[Data for the task]
-- START --

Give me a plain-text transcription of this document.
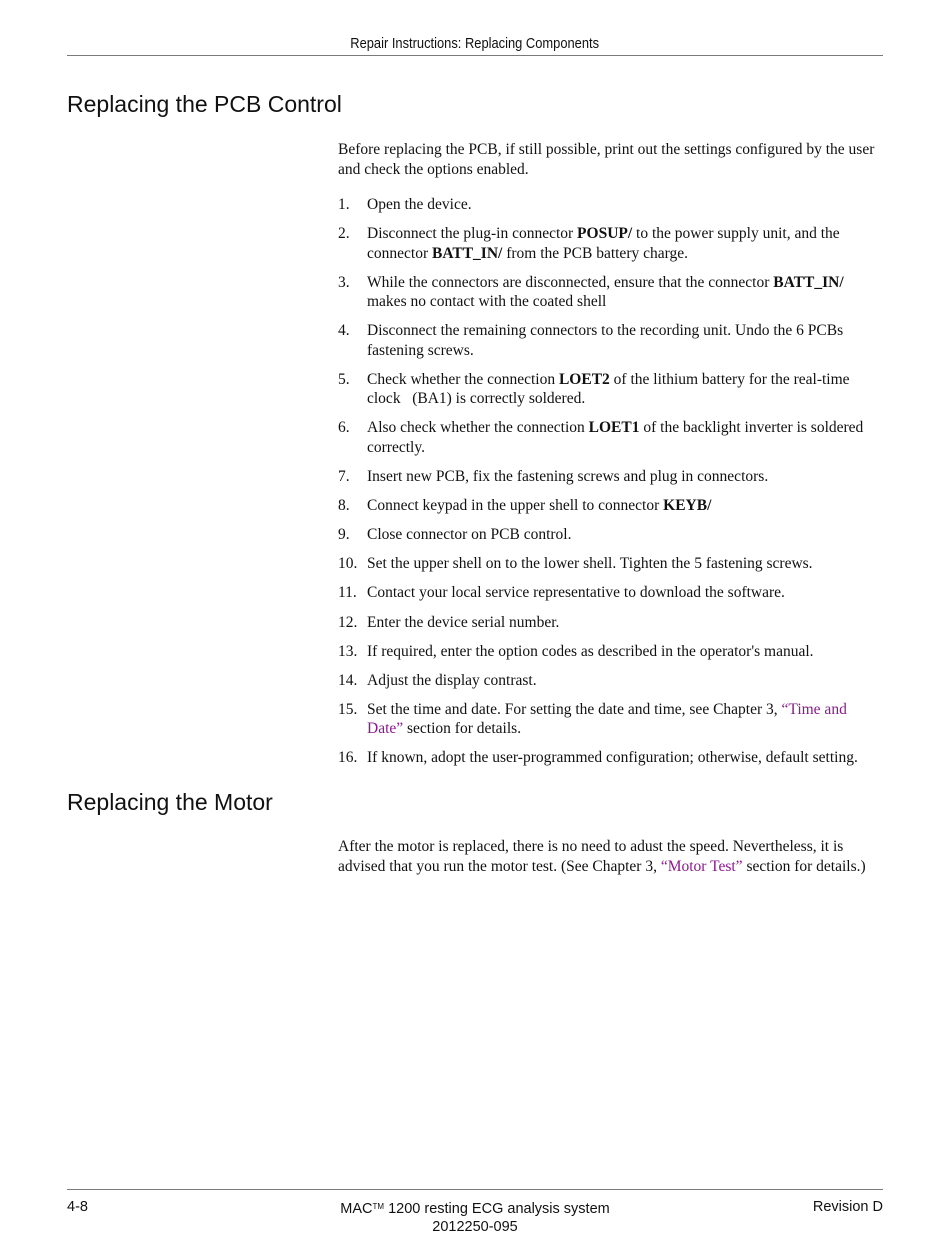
Repair Instructions: Replacing Components
Replacing the PCB Control

Before replacing the PCB, if still possible, print out the settings configured by the user and check the options enabled.

1. Open the device.
2. Disconnect the plug-in connector POSUP/ to the power supply unit, and the connector BATT_IN/ from the PCB battery charge.
3. While the connectors are disconnected, ensure that the connector BATT_IN/ makes no contact with the coated shell
4. Disconnect the remaining connectors to the recording unit. Undo the 6 PCBs fastening screws.
5. Check whether the connection LOET2 of the lithium battery for the real-time clock   (BA1) is correctly soldered.
6. Also check whether the connection LOET1 of the backlight inverter is soldered correctly.
7. Insert new PCB, fix the fastening screws and plug in connectors.
8. Connect keypad in the upper shell to connector KEYB/
9. Close connector on PCB control.
10. Set the upper shell on to the lower shell. Tighten the 5 fastening screws.
11. Contact your local service representative to download the software.
12. Enter the device serial number.
13. If required, enter the option codes as described in the operator's manual.
14. Adjust the display contrast.
15. Set the time and date. For setting the date and time, see Chapter 3, “Time and Date” section for details.
16. If known, adopt the user-programmed configuration; otherwise, default setting.
Replacing the Motor

After the motor is replaced, there is no need to adust the speed. Nevertheless, it is advised that you run the motor test. (See Chapter 3, “Motor Test” section for details.)

4-8	MAC™ 1200 resting ECG analysis system
2012250-095
Revision D
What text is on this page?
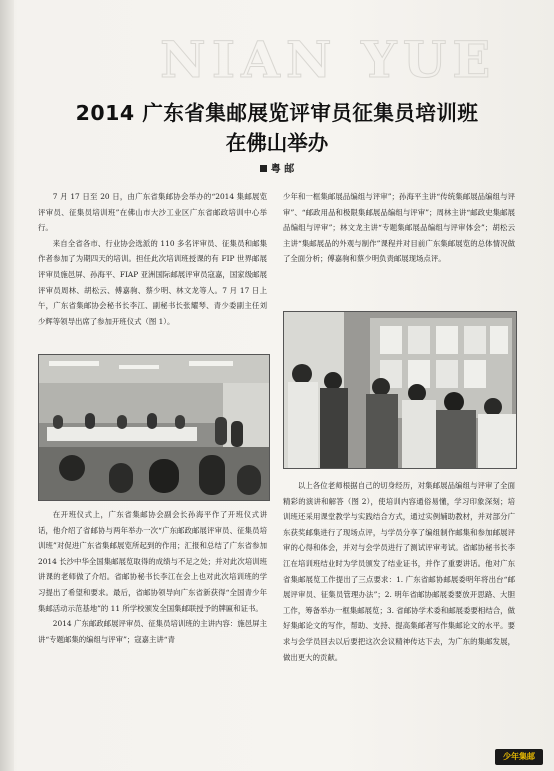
NIAN YUE
2014 广东省集邮展览评审员征集员培训班
在佛山举办
粤 邮

7 月 17 日至 20 日，由广东省集邮协会举办的“2014 集邮展览评审员、征集员培训班”在佛山市大沙工业区广东省邮政培训中心举行。

来自全省各市、行业协会选派的 110 多名评审员、征集员和邮集作者参加了为期四天的培训。担任此次培训班授课的有 FIP 世界邮展评审员施邑屏、孙海平、FIAP 亚洲国际邮展评审员寇嘉，国家级邮展评审员周林、胡松云、傅嘉驹、蔡少明、林文龙等人。7 月 17 日上午，广东省集邮协会秘书长李江、副秘书长张耀琴、青少委副主任刘少辉等领导出席了参加开班仪式（图 1）。

少年和一框集邮展品编组与评审”；孙海平主讲“传统集邮展品编组与评审”、“邮政用品和极限集邮展品编组与评审”；周林主讲“邮政史集邮展品编组与评审”；林文龙主讲“专题集邮展品编组与评审体会”；胡松云主讲“集邮展品的外观与制作”课程并对目前广东集邮展览的总体情况做了全面分析；傅嘉驹和蔡少明负责邮展现场点评。

在开班仪式上，广东省集邮协会副会长孙海平作了开班仪式讲话，他介绍了省邮协与两年举办一次“广东邮政邮展评审员、征集员培训班”对促进广东省集邮展览所起到的作用；汇报和总结了广东省参加 2014 长沙中华全国集邮展览取得的成绩与不足之处；并对此次培训班讲课的老师做了介绍。省邮协秘书长李江在会上也对此次培训班的学习提出了希望和要求。最后，省邮协领导向广东省新获得“全国青少年集邮活动示范基地”的 11 所学校颁发全国集邮联授予的牌匾和证书。

2014 广东邮政邮展评审员、征集员培训班的主讲内容：施邑屏主讲“专题邮集的编组与评审”；寇嘉主讲“青

以上各位老师根据自己的切身经历，对集邮展品编组与评审了全面精彩的演讲和解答（图 2），使培训内容通俗易懂，学习印象深刻；培训班还采用课堂教学与实践结合方式，通过实例辅助教材，并对部分广东获奖邮集进行了现场点评，与学员分享了编组制作邮集和参加邮展评审的心得和体会，并对与会学员进行了测试评审考试。省邮协秘书长李江在培训班结业时为学员颁发了结业证书，并作了重要讲话。他对广东省集邮展览工作提出了三点要求：1. 广东省邮协邮展委明年将出台“邮展评审员、征集员管理办法”；2. 明年省邮协邮展委要放开思路、大胆工作，筹备举办一框集邮展览；3. 省邮协学术委和邮展委要相结合，做好集邮论文的写作，帮助、支持、提高集邮者写作集邮论文的水平。要求与会学员回去以后要把这次会议精神传达下去，为广东的集邮发展，做出更大的贡献。

少年集邮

-- END --

[Short problem] Identify which lines contain the word "this" and copy each one.

[The output]
Give me a plain-text transcription of this document.
What text is on this page?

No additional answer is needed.